##### Recorded information

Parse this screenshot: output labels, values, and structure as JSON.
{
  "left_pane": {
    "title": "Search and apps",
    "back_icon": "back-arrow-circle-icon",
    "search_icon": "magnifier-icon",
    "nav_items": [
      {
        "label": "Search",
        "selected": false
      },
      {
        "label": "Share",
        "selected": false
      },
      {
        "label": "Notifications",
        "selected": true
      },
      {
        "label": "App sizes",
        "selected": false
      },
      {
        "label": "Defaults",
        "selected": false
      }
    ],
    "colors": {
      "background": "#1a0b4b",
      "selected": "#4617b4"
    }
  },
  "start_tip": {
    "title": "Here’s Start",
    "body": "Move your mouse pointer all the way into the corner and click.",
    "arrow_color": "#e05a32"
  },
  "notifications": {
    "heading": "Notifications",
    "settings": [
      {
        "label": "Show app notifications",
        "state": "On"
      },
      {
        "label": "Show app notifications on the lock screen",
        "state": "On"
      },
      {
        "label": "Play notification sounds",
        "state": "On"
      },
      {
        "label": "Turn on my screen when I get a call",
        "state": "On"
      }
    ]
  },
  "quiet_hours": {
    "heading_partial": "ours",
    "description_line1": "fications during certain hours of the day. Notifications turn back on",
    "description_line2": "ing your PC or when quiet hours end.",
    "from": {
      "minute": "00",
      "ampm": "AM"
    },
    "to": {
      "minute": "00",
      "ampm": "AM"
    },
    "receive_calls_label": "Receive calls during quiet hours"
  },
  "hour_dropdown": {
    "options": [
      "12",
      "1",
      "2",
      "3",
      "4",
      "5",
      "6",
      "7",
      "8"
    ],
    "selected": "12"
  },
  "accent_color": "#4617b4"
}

##########

(Written instruction) Track down all lines above with the string "your" and copy them.

(Completed task)
    "body": "Move your mouse pointer all the way into the corner and click.",
    "description_line2": "ing your PC or when quiet hours end.",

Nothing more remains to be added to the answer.